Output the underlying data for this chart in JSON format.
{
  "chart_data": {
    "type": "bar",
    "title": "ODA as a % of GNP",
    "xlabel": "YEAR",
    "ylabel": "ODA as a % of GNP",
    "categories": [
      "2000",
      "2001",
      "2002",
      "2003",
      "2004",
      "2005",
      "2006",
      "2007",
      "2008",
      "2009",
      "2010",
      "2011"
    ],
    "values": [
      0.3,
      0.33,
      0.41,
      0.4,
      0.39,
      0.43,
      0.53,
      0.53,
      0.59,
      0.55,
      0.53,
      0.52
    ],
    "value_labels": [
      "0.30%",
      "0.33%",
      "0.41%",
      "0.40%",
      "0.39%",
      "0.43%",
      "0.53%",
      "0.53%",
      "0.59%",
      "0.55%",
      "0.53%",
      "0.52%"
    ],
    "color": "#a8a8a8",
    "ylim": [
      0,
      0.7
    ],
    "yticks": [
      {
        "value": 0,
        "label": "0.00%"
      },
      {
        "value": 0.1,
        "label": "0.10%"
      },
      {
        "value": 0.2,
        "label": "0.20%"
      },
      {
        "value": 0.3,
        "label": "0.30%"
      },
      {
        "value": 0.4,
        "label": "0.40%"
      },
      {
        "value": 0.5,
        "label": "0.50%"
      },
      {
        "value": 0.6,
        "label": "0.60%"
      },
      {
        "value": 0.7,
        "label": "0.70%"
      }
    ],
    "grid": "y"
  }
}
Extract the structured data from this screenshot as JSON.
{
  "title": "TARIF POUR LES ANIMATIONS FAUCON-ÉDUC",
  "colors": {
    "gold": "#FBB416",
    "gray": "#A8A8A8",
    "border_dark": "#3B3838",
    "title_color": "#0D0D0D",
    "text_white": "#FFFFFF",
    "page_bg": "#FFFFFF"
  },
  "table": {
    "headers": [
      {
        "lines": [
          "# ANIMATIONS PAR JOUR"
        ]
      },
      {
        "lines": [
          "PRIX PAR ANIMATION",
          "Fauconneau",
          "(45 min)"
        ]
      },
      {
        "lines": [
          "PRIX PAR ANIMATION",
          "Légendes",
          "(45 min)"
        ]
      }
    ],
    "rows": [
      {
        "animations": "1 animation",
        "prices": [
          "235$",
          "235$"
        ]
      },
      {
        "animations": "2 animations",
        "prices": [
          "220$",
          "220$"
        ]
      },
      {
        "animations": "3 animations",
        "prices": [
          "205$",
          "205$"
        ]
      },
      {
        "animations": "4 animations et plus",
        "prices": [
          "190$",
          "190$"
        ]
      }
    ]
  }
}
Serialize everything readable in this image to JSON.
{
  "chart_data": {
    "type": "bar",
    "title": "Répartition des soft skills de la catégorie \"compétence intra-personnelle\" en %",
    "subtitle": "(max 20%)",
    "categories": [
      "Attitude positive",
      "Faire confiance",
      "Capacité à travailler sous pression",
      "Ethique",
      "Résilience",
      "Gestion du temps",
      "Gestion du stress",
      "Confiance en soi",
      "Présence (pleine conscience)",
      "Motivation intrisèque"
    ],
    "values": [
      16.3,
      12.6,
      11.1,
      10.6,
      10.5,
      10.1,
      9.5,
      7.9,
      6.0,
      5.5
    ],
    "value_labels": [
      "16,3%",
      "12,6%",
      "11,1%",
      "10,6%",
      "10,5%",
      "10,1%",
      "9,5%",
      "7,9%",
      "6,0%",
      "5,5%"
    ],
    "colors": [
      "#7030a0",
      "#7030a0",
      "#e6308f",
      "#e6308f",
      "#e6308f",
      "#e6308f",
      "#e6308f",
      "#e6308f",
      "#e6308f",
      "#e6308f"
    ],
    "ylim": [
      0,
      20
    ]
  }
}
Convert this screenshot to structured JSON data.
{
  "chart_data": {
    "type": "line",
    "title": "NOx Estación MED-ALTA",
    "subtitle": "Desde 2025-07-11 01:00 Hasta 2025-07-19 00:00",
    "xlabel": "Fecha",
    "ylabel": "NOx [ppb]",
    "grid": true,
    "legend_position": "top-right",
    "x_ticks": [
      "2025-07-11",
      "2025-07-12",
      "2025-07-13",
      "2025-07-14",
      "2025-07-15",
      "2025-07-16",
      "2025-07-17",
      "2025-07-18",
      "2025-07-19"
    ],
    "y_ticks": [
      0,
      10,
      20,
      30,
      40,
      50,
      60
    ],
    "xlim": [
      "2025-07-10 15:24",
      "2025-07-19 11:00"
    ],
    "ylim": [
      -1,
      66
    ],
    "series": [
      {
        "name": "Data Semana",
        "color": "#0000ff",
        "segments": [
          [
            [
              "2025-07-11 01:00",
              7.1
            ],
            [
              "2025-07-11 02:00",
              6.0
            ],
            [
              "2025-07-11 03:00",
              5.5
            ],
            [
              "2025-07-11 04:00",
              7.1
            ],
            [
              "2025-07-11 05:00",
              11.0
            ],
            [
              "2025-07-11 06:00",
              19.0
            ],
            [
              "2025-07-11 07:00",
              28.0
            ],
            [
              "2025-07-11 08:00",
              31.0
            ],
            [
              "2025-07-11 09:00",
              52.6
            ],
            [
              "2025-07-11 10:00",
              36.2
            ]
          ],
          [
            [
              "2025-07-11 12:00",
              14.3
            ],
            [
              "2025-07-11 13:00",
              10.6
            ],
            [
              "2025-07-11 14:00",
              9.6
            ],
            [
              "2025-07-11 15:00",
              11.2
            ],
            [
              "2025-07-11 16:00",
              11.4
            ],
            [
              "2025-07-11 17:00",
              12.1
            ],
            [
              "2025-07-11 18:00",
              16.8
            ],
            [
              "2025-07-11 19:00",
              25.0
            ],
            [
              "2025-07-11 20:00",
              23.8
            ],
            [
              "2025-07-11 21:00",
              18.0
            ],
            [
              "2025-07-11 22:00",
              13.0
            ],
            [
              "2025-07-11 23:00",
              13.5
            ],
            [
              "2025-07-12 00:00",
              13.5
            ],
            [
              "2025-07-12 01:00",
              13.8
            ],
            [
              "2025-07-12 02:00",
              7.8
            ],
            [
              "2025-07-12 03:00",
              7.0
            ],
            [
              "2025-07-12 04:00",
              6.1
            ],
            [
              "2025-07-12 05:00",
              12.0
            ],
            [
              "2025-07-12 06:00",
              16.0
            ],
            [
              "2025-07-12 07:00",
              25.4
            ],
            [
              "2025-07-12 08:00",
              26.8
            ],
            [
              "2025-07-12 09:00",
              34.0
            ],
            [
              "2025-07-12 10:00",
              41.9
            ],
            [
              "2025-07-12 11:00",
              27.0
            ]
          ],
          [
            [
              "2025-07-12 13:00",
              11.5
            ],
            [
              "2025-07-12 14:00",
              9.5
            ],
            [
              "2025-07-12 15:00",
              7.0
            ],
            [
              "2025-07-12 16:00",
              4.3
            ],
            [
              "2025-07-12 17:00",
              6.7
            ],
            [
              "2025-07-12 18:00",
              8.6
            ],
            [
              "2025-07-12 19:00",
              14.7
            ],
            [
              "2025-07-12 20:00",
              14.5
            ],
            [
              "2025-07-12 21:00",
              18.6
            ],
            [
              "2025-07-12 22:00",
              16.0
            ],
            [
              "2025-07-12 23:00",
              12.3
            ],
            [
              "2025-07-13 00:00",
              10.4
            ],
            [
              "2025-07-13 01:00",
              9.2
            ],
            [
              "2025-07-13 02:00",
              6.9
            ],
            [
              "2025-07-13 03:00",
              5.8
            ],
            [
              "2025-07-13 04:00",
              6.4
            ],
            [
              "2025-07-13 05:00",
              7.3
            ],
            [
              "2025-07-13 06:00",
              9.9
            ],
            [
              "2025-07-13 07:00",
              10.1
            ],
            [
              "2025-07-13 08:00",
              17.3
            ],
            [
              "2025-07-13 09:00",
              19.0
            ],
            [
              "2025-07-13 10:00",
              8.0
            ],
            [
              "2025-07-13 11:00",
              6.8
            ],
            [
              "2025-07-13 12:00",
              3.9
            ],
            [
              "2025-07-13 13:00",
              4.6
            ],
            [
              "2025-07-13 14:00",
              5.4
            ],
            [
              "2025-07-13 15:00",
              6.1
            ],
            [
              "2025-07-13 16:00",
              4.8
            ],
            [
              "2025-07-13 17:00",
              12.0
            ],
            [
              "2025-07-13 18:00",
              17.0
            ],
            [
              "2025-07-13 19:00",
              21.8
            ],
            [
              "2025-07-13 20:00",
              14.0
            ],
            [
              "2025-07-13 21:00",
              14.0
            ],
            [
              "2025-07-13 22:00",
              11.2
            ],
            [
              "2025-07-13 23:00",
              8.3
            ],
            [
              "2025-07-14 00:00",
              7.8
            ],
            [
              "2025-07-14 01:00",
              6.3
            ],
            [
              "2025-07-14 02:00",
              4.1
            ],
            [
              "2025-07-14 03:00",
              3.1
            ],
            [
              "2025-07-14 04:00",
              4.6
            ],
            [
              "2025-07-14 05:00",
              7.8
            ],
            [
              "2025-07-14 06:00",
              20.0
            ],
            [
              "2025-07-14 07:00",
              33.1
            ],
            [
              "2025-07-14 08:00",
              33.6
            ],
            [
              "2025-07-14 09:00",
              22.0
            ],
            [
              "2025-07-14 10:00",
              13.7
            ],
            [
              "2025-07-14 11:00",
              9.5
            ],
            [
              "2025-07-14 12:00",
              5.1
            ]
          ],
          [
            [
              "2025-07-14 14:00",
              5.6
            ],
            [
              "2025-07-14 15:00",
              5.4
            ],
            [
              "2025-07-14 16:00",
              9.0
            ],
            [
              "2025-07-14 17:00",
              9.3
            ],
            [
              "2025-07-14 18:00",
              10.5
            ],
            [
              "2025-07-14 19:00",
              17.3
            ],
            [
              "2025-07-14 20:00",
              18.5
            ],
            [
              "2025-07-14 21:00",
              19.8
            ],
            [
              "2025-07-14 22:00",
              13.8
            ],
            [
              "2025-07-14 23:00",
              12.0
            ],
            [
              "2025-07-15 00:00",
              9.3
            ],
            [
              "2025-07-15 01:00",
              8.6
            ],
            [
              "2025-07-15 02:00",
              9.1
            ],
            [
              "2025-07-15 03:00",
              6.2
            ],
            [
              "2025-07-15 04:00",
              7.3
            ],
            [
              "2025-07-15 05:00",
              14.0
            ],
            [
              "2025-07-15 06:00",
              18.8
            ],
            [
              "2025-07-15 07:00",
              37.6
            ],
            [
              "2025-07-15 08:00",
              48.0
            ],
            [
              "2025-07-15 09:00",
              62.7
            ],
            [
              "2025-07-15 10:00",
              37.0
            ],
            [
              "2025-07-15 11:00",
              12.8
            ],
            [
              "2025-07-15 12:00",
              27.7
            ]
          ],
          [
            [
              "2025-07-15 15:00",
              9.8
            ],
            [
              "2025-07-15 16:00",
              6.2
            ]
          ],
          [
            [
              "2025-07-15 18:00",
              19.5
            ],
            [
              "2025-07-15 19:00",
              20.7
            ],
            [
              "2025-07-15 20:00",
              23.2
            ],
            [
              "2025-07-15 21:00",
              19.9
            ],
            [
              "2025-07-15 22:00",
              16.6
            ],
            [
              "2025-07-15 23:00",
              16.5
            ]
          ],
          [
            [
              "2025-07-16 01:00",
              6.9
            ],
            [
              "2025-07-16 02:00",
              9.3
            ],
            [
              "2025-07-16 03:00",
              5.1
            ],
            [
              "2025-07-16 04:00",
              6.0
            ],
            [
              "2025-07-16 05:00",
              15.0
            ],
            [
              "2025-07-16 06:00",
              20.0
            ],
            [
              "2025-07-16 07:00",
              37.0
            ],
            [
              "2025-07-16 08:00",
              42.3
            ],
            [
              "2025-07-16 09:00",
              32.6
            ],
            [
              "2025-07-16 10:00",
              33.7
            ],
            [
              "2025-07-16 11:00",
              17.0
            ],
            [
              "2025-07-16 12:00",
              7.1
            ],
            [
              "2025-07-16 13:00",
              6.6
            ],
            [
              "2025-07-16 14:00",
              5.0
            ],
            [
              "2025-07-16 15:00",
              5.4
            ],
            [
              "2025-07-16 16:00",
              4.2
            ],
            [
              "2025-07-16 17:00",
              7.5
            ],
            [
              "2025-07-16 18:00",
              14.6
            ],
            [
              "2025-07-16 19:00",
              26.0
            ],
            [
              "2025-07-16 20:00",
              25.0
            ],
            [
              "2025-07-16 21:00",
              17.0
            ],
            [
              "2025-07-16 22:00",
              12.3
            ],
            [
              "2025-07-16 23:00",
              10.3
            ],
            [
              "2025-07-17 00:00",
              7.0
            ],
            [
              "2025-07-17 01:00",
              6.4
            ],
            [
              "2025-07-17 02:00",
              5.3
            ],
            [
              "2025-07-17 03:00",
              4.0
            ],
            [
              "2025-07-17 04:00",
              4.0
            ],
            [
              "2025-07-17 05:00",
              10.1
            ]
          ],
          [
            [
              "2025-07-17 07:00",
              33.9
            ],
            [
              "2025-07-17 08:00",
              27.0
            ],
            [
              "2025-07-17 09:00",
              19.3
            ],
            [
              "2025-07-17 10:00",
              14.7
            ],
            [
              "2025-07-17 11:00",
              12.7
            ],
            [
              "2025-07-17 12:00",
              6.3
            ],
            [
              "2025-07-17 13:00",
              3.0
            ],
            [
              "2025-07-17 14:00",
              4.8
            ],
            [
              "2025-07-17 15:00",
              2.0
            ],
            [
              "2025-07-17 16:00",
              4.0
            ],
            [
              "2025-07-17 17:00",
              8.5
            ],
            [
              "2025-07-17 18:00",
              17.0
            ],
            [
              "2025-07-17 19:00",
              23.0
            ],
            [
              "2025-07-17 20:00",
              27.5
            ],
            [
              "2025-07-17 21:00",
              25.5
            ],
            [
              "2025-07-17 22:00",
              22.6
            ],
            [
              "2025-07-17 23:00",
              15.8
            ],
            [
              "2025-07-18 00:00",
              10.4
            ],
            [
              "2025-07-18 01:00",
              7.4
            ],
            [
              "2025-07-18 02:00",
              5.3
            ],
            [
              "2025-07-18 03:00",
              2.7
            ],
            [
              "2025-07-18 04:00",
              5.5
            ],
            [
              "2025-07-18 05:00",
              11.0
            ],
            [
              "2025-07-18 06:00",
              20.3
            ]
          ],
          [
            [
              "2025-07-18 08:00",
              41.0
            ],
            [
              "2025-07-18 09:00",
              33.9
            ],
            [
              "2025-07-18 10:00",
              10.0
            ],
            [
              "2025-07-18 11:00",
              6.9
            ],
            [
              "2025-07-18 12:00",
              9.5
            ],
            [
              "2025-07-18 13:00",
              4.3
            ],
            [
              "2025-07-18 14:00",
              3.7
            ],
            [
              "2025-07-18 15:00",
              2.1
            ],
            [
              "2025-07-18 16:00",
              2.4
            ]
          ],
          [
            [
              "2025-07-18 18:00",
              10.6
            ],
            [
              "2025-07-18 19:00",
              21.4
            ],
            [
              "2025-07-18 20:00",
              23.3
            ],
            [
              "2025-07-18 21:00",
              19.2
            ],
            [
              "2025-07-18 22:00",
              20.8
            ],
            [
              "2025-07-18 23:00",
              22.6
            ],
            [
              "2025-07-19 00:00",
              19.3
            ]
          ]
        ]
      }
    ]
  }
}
※ ※ ※
Task objective | Where a line of the entries contains the word "subtitle", copy that line.

Exercise response |
    "subtitle": "(max 20%)",
    "subtitle": "Desde 2025-07-11 01:00 Hasta 2025-07-19 00:00",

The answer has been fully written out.